**Dataset excerpts**

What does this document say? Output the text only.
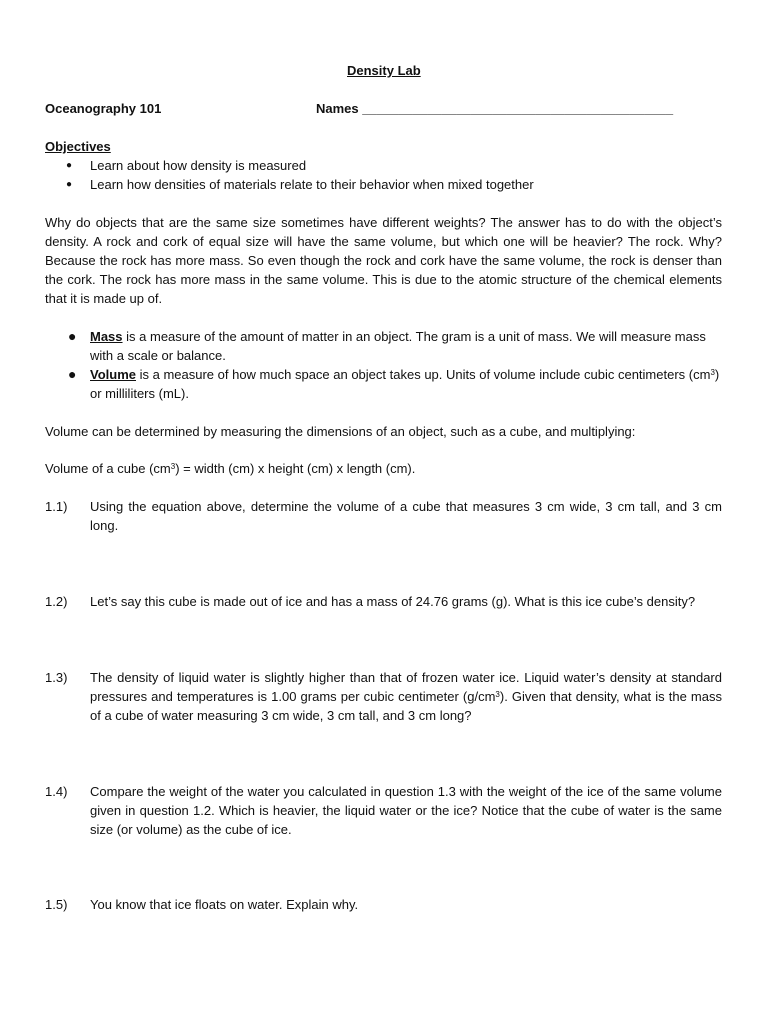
Density Lab
Oceanography 101	Names ___________________________________________
Objectives
● Learn about how density is measured
● Learn how densities of materials relate to their behavior when mixed together
Why do objects that are the same size sometimes have different weights? The answer has to do with the object’s density. A rock and cork of equal size will have the same volume, but which one will be heavier? The rock. Why? Because the rock has more mass. So even though the rock and cork have the same volume, the rock is denser than the cork. The rock has more mass in the same volume. This is due to the atomic structure of the chemical elements that it is made up of.
● Mass is a measure of the amount of matter in an object. The gram is a unit of mass. We will measure mass with a scale or balance.
● Volume is a measure of how much space an object takes up. Units of volume include cubic centimeters $(cm^3)$ or milliliters (mL).
Volume can be determined by measuring the dimensions of an object, such as a cube, and multiplying:
Volume of a cube $(cm^3)$ = width (cm) x height (cm) x length (cm).
1.1) Using the equation above, determine the volume of a cube that measures 3 cm wide, 3 cm tall, and 3 cm long.
1.2) Let’s say this cube is made out of ice and has a mass of 24.76 grams (g). What is this ice cube’s density?
1.3) The density of liquid water is slightly higher than that of frozen water ice. Liquid water’s density at standard pressures and temperatures is 1.00 grams per cubic centimeter $(g/cm^3)$. Given that density, what is the mass of a cube of water measuring 3 cm wide, 3 cm tall, and 3 cm long?
1.4) Compare the weight of the water you calculated in question 1.3 with the weight of the ice of the same volume given in question 1.2. Which is heavier, the liquid water or the ice? Notice that the cube of water is the same size (or volume) as the cube of ice.
1.5) You know that ice floats on water. Explain why.
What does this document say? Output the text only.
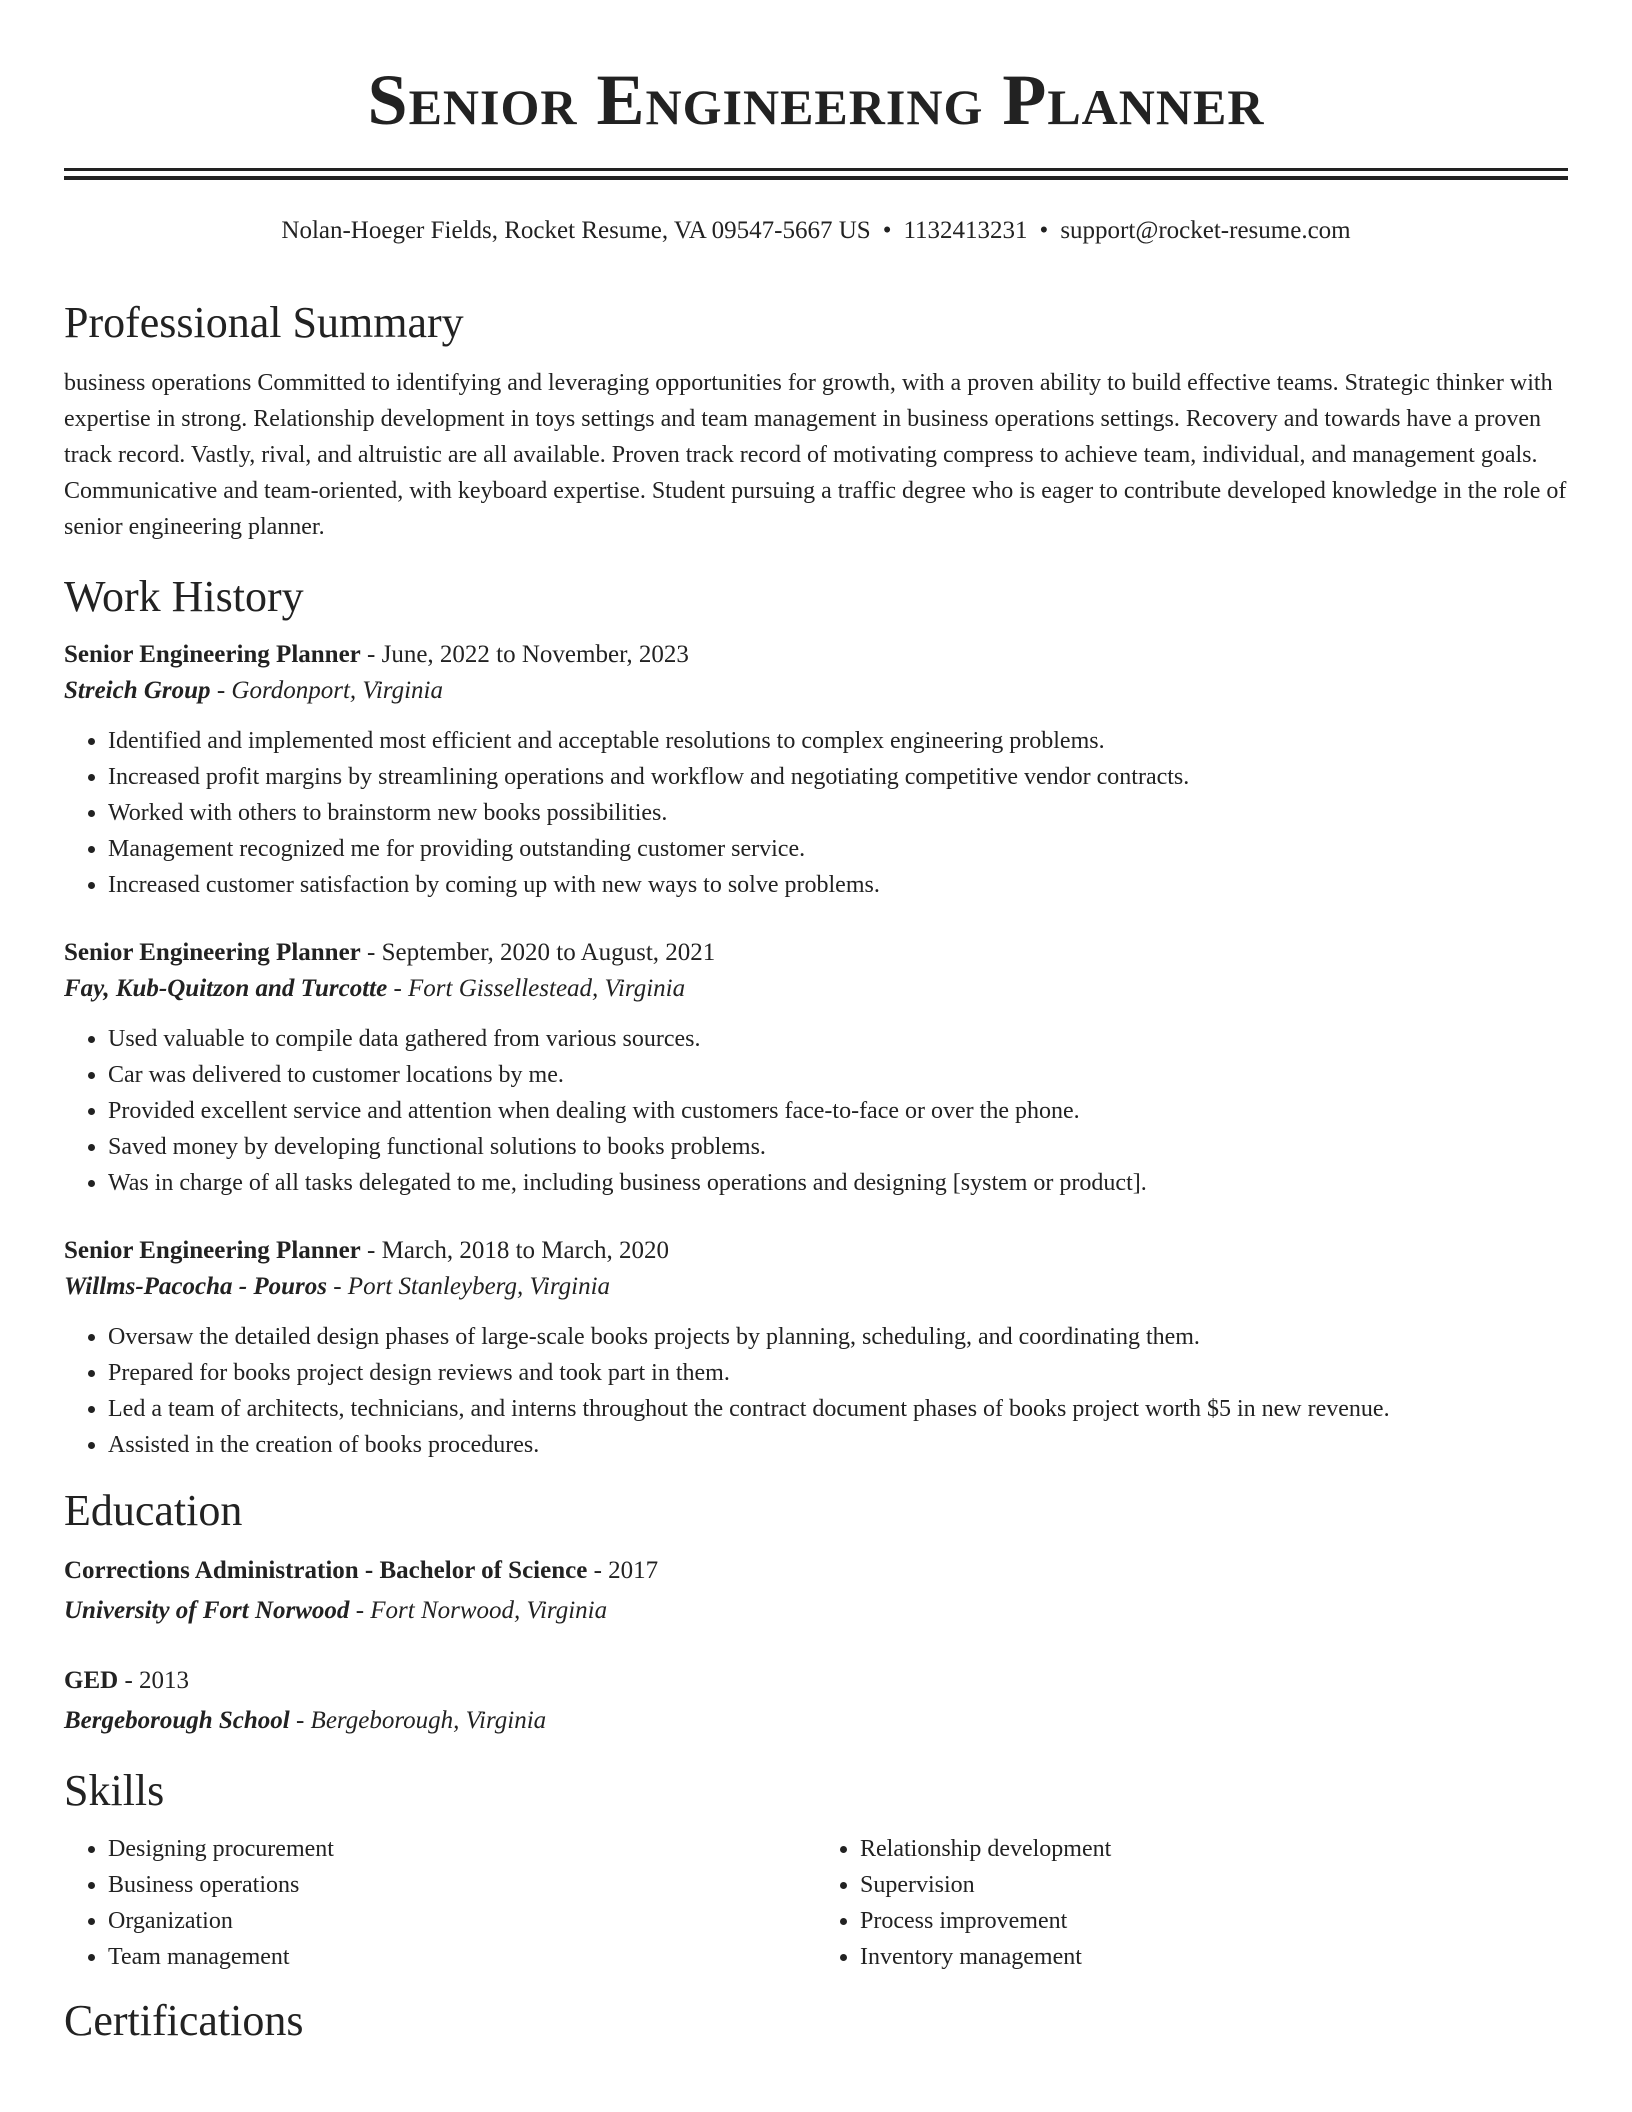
Senior Engineering Planner
Nolan-Hoeger Fields, Rocket Resume, VA 09547-5667 US • 1132413231 • support@rocket-resume.com
Professional Summary

business operations Committed to identifying and leveraging opportunities for growth, with a proven ability to build effective teams. Strategic thinker with expertise in strong. Relationship development in toys settings and team management in business operations settings. Recovery and towards have a proven track record. Vastly, rival, and altruistic are all available. Proven track record of motivating compress to achieve team, individual, and management goals. Communicative and team-oriented, with keyboard expertise. Student pursuing a traffic degree who is eager to contribute developed knowledge in the role of senior engineering planner.

Work History
Senior Engineering Planner - June, 2022 to November, 2023
Streich Group - Gordonport, Virginia
• Identified and implemented most efficient and acceptable resolutions to complex engineering problems.
• Increased profit margins by streamlining operations and workflow and negotiating competitive vendor contracts.
• Worked with others to brainstorm new books possibilities.
• Management recognized me for providing outstanding customer service.
• Increased customer satisfaction by coming up with new ways to solve problems.
Senior Engineering Planner - September, 2020 to August, 2021
Fay, Kub-Quitzon and Turcotte - Fort Gissellestead, Virginia
• Used valuable to compile data gathered from various sources.
• Car was delivered to customer locations by me.
• Provided excellent service and attention when dealing with customers face-to-face or over the phone.
• Saved money by developing functional solutions to books problems.
• Was in charge of all tasks delegated to me, including business operations and designing [system or product].
Senior Engineering Planner - March, 2018 to March, 2020
Willms-Pacocha - Pouros - Port Stanleyberg, Virginia
• Oversaw the detailed design phases of large-scale books projects by planning, scheduling, and coordinating them.
• Prepared for books project design reviews and took part in them.
• Led a team of architects, technicians, and interns throughout the contract document phases of books project worth $5 in new revenue.
• Assisted in the creation of books procedures.
Education
Corrections Administration - Bachelor of Science - 2017
University of Fort Norwood - Fort Norwood, Virginia
GED - 2013
Bergeborough School - Bergeborough, Virginia
Skills
• Designing procurement
• Business operations
• Organization
• Team management
• Relationship development
• Supervision
• Process improvement
• Inventory management
Certifications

**Written task**
Write out the data precisely as given, excluding the pictures.

**Result for this task**
What does this document say? Output the text only.
Density Lab
Oceanography 101	Names ___________________________________________
Objectives
● Learn about how density is measured
● Learn how densities of materials relate to their behavior when mixed together
Why do objects that are the same size sometimes have different weights? The answer has to do with the object’s density. A rock and cork of equal size will have the same volume, but which one will be heavier? The rock. Why? Because the rock has more mass. So even though the rock and cork have the same volume, the rock is denser than the cork. The rock has more mass in the same volume. This is due to the atomic structure of the chemical elements that it is made up of.
● Mass is a measure of the amount of matter in an object. The gram is a unit of mass. We will measure mass with a scale or balance.
● Volume is a measure of how much space an object takes up. Units of volume include cubic centimeters $(cm^3)$ or milliliters (mL).
Volume can be determined by measuring the dimensions of an object, such as a cube, and multiplying:
Volume of a cube $(cm^3)$ = width (cm) x height (cm) x length (cm).
1.1) Using the equation above, determine the volume of a cube that measures 3 cm wide, 3 cm tall, and 3 cm long.
1.2) Let’s say this cube is made out of ice and has a mass of 24.76 grams (g). What is this ice cube’s density?
1.3) The density of liquid water is slightly higher than that of frozen water ice. Liquid water’s density at standard pressures and temperatures is 1.00 grams per cubic centimeter $(g/cm^3)$. Given that density, what is the mass of a cube of water measuring 3 cm wide, 3 cm tall, and 3 cm long?
1.4) Compare the weight of the water you calculated in question 1.3 with the weight of the ice of the same volume given in question 1.2. Which is heavier, the liquid water or the ice? Notice that the cube of water is the same size (or volume) as the cube of ice.
1.5) You know that ice floats on water. Explain why.
What does this document say? Output the text only.
Senior Engineering Planner
Nolan-Hoeger Fields, Rocket Resume, VA 09547-5667 US • 1132413231 • support@rocket-resume.com
Professional Summary

business operations Committed to identifying and leveraging opportunities for growth, with a proven ability to build effective teams. Strategic thinker with expertise in strong. Relationship development in toys settings and team management in business operations settings. Recovery and towards have a proven track record. Vastly, rival, and altruistic are all available. Proven track record of motivating compress to achieve team, individual, and management goals. Communicative and team-oriented, with keyboard expertise. Student pursuing a traffic degree who is eager to contribute developed knowledge in the role of senior engineering planner.

Work History
Senior Engineering Planner - June, 2022 to November, 2023
Streich Group - Gordonport, Virginia
• Identified and implemented most efficient and acceptable resolutions to complex engineering problems.
• Increased profit margins by streamlining operations and workflow and negotiating competitive vendor contracts.
• Worked with others to brainstorm new books possibilities.
• Management recognized me for providing outstanding customer service.
• Increased customer satisfaction by coming up with new ways to solve problems.
Senior Engineering Planner - September, 2020 to August, 2021
Fay, Kub-Quitzon and Turcotte - Fort Gissellestead, Virginia
• Used valuable to compile data gathered from various sources.
• Car was delivered to customer locations by me.
• Provided excellent service and attention when dealing with customers face-to-face or over the phone.
• Saved money by developing functional solutions to books problems.
• Was in charge of all tasks delegated to me, including business operations and designing [system or product].
Senior Engineering Planner - March, 2018 to March, 2020
Willms-Pacocha - Pouros - Port Stanleyberg, Virginia
• Oversaw the detailed design phases of large-scale books projects by planning, scheduling, and coordinating them.
• Prepared for books project design reviews and took part in them.
• Led a team of architects, technicians, and interns throughout the contract document phases of books project worth $5 in new revenue.
• Assisted in the creation of books procedures.
Education
Corrections Administration - Bachelor of Science - 2017
University of Fort Norwood - Fort Norwood, Virginia
GED - 2013
Bergeborough School - Bergeborough, Virginia
Skills
• Designing procurement
• Business operations
• Organization
• Team management
• Relationship development
• Supervision
• Process improvement
• Inventory management
Certifications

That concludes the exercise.